» Exercise directions
Make an exact copy of the entries that come next.

» Dataset items
━━━━━━━━
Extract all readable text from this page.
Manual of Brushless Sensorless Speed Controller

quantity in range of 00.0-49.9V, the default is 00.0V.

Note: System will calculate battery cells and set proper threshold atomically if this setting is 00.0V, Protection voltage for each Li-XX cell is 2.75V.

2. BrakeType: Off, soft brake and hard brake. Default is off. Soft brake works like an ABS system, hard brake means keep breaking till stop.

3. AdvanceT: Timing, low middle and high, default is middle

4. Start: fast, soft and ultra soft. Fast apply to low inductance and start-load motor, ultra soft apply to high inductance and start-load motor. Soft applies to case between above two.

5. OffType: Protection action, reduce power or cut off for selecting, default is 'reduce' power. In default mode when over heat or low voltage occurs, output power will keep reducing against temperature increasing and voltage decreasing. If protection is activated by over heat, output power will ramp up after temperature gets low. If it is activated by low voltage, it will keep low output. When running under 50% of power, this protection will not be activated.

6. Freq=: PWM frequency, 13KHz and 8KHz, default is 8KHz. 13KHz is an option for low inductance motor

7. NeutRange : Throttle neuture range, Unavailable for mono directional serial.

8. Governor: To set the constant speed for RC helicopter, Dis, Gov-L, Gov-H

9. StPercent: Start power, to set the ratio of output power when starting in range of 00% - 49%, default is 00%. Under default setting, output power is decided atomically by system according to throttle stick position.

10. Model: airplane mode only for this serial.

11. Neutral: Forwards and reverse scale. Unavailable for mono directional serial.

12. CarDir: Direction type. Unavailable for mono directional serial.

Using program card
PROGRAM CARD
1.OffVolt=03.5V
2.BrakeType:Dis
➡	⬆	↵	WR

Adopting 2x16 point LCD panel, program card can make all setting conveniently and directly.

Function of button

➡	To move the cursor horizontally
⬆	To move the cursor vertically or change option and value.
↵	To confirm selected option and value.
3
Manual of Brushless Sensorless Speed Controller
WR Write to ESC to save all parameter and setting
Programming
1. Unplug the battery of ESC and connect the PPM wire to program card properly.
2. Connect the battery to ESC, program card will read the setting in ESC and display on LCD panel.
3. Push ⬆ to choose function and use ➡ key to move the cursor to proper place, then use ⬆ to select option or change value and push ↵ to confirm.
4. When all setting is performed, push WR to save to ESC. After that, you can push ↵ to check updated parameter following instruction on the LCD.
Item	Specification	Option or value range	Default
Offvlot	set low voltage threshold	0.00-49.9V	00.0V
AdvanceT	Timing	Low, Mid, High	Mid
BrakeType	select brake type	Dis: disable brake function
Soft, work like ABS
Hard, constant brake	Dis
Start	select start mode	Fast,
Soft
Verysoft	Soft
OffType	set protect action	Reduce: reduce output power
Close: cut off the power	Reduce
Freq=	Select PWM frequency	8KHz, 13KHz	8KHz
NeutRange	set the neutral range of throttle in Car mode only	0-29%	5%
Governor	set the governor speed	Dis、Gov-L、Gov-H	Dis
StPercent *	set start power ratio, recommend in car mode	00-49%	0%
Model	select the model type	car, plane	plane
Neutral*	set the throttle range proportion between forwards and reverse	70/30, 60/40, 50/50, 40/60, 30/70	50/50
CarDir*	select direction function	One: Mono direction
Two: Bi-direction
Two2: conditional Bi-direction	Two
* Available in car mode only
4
━━━━━━━━
» Response for this exercise
Extract all readable text from this page.
Manual of Brushless Sensorless Speed Controller

quantity in range of 00.0-49.9V, the default is 00.0V.

Note: System will calculate battery cells and set proper threshold atomically if this setting is 00.0V, Protection voltage for each Li-XX cell is 2.75V.

2. BrakeType: Off, soft brake and hard brake. Default is off. Soft brake works like an ABS system, hard brake means keep breaking till stop.

3. AdvanceT: Timing, low middle and high, default is middle

4. Start: fast, soft and ultra soft. Fast apply to low inductance and start-load motor, ultra soft apply to high inductance and start-load motor. Soft applies to case between above two.

5. OffType: Protection action, reduce power or cut off for selecting, default is 'reduce' power. In default mode when over heat or low voltage occurs, output power will keep reducing against temperature increasing and voltage decreasing. If protection is activated by over heat, output power will ramp up after temperature gets low. If it is activated by low voltage, it will keep low output. When running under 50% of power, this protection will not be activated.

6. Freq=: PWM frequency, 13KHz and 8KHz, default is 8KHz. 13KHz is an option for low inductance motor

7. NeutRange : Throttle neuture range, Unavailable for mono directional serial.

8. Governor: To set the constant speed for RC helicopter, Dis, Gov-L, Gov-H

9. StPercent: Start power, to set the ratio of output power when starting in range of 00% - 49%, default is 00%. Under default setting, output power is decided atomically by system according to throttle stick position.

10. Model: airplane mode only for this serial.

11. Neutral: Forwards and reverse scale. Unavailable for mono directional serial.

12. CarDir: Direction type. Unavailable for mono directional serial.

Using program card
PROGRAM CARD
1.OffVolt=03.5V
2.BrakeType:Dis
➡	⬆	↵	WR

Adopting 2x16 point LCD panel, program card can make all setting conveniently and directly.

Function of button

➡	To move the cursor horizontally
⬆	To move the cursor vertically or change option and value.
↵	To confirm selected option and value.
3
Manual of Brushless Sensorless Speed Controller
WR Write to ESC to save all parameter and setting
Programming
1. Unplug the battery of ESC and connect the PPM wire to program card properly.
2. Connect the battery to ESC, program card will read the setting in ESC and display on LCD panel.
3. Push ⬆ to choose function and use ➡ key to move the cursor to proper place, then use ⬆ to select option or change value and push ↵ to confirm.
4. When all setting is performed, push WR to save to ESC. After that, you can push ↵ to check updated parameter following instruction on the LCD.
Item	Specification	Option or value range	Default
Offvlot	set low voltage threshold	0.00-49.9V	00.0V
AdvanceT	Timing	Low, Mid, High	Mid
BrakeType	select brake type	Dis: disable brake function
Soft, work like ABS
Hard, constant brake	Dis
Start	select start mode	Fast,
Soft
Verysoft	Soft
OffType	set protect action	Reduce: reduce output power
Close: cut off the power	Reduce
Freq=	Select PWM frequency	8KHz, 13KHz	8KHz
NeutRange	set the neutral range of throttle in Car mode only	0-29%	5%
Governor	set the governor speed	Dis、Gov-L、Gov-H	Dis
StPercent *	set start power ratio, recommend in car mode	00-49%	0%
Model	select the model type	car, plane	plane
Neutral*	set the throttle range proportion between forwards and reverse	70/30, 60/40, 50/50, 40/60, 30/70	50/50
CarDir*	select direction function	One: Mono direction
Two: Bi-direction
Two2: conditional Bi-direction	Two
* Available in car mode only
4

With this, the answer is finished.